▶ [Aim of the task]: What is the number of lines that include the word "Operations"? Provide only that figure.

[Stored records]
++++++++++

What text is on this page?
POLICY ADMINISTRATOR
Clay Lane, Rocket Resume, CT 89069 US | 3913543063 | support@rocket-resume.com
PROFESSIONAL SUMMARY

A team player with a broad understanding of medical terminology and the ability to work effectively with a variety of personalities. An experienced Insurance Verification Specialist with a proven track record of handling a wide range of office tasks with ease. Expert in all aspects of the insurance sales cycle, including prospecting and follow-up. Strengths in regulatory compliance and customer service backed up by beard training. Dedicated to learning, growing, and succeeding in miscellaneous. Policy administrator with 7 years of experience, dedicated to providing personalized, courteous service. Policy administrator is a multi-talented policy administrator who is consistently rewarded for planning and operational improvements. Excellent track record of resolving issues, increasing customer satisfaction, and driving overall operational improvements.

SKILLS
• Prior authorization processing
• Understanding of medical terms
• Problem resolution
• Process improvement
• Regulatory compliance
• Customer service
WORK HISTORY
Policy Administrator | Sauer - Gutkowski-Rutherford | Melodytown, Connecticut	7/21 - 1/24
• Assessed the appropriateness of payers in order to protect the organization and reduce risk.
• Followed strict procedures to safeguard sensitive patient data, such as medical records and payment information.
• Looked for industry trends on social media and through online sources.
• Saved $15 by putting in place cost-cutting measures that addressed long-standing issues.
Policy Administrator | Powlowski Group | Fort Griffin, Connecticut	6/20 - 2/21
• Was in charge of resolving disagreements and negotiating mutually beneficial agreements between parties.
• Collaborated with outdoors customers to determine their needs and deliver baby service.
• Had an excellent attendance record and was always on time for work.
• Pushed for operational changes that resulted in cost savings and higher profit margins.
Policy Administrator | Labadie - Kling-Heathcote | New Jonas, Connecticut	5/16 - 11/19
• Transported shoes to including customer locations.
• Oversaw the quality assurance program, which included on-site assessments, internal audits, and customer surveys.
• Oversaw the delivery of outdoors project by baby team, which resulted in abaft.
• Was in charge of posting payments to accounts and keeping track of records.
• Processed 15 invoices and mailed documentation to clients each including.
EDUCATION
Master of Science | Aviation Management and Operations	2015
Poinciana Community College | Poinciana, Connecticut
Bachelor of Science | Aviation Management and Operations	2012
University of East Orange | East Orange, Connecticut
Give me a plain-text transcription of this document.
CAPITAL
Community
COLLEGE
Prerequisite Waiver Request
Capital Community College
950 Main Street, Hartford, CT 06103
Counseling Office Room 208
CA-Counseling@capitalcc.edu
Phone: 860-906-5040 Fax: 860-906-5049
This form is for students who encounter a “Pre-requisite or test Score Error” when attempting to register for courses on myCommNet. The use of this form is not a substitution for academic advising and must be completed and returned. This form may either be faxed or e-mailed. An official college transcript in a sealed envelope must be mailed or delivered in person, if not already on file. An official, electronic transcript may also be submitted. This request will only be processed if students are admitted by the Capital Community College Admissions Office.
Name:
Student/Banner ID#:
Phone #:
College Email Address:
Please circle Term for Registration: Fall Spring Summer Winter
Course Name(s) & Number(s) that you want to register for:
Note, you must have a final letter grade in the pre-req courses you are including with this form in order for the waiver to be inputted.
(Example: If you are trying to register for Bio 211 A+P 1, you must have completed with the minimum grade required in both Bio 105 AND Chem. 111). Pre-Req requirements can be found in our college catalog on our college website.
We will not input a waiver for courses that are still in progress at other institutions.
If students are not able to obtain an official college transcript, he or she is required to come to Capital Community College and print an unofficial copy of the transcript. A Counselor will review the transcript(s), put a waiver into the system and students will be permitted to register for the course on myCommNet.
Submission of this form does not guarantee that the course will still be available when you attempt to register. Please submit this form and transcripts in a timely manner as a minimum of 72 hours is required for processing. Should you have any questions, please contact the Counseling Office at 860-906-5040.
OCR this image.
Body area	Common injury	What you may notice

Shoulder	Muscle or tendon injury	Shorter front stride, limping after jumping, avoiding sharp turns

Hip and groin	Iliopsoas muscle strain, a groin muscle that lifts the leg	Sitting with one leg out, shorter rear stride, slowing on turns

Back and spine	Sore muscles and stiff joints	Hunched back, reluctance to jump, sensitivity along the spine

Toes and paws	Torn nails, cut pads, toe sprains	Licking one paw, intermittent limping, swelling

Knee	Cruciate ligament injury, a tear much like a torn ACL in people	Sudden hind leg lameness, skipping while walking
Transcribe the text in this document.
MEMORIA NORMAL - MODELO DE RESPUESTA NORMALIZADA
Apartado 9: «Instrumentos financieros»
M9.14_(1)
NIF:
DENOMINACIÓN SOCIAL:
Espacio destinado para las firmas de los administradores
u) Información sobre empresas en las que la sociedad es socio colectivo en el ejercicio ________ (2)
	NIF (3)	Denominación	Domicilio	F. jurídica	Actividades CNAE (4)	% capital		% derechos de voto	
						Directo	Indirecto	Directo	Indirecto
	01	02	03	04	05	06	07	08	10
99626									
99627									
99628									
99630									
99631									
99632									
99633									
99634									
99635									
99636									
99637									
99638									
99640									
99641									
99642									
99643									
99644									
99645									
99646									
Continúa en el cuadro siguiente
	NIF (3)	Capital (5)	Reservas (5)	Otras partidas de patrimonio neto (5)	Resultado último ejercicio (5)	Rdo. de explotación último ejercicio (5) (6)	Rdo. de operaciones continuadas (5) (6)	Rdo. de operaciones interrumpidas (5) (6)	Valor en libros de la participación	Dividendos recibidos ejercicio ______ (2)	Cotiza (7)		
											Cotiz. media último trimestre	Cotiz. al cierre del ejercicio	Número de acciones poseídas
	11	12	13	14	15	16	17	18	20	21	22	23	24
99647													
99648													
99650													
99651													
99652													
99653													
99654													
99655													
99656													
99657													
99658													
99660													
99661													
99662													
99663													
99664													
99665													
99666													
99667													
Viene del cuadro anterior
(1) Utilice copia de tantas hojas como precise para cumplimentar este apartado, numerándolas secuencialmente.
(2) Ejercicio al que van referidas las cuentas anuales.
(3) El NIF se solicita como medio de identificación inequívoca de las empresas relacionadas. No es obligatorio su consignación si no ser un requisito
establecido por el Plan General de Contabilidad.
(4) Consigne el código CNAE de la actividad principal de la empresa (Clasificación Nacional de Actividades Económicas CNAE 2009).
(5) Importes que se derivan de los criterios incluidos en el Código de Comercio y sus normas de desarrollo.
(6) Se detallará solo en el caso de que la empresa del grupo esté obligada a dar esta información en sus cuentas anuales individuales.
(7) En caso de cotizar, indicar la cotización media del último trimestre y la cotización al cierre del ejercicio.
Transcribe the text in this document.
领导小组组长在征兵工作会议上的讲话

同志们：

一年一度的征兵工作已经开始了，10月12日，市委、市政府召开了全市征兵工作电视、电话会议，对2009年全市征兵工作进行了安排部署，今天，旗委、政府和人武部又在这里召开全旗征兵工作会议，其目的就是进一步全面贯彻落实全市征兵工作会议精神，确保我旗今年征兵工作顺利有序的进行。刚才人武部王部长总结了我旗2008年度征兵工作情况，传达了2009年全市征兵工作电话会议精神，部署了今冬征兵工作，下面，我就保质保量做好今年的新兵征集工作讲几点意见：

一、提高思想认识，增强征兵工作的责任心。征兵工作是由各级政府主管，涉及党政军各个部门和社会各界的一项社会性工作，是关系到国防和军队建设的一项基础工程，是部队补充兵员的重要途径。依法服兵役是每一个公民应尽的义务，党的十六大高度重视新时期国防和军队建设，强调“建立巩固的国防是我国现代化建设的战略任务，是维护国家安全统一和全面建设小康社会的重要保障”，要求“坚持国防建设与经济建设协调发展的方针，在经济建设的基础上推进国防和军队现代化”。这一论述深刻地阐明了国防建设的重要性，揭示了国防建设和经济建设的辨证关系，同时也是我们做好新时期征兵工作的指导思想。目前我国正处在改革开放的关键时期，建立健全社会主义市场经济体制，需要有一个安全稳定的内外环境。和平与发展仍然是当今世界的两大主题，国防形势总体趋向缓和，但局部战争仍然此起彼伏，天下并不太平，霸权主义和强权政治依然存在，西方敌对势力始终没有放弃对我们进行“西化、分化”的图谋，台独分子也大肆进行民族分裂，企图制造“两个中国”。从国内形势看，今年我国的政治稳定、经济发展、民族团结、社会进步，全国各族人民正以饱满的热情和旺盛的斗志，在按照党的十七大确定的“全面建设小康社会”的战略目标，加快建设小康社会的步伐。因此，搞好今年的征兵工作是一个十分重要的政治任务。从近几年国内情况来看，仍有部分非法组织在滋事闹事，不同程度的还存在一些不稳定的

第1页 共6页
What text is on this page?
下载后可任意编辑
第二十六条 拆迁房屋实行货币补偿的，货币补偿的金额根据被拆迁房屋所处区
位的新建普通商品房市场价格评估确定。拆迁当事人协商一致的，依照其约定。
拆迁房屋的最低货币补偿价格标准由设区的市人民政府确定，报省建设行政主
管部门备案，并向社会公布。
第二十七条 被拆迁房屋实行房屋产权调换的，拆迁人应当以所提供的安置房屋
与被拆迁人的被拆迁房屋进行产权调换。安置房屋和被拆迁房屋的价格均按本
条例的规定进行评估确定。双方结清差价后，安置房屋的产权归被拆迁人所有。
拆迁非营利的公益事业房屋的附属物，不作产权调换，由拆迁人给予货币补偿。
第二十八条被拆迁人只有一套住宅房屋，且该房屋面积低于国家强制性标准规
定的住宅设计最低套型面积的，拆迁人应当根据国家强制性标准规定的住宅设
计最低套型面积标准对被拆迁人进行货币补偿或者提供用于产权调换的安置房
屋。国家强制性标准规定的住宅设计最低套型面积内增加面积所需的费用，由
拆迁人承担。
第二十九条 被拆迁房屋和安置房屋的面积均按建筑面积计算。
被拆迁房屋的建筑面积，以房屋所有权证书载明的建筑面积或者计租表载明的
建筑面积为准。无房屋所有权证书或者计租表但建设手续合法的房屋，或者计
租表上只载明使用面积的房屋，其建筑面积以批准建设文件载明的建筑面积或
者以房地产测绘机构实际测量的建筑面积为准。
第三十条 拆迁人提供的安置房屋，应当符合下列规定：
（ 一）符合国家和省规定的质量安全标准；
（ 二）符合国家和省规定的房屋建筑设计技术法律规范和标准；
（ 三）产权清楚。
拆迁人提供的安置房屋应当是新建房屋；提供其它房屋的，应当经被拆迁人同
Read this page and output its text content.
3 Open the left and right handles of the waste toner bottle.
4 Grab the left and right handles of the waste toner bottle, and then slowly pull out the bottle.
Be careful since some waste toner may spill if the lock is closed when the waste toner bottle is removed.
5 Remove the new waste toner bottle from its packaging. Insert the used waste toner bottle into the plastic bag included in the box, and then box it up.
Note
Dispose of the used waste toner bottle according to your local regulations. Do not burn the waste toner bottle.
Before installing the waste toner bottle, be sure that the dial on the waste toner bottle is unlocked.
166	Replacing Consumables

++++++++++

▶ [Response for this exercise]: 2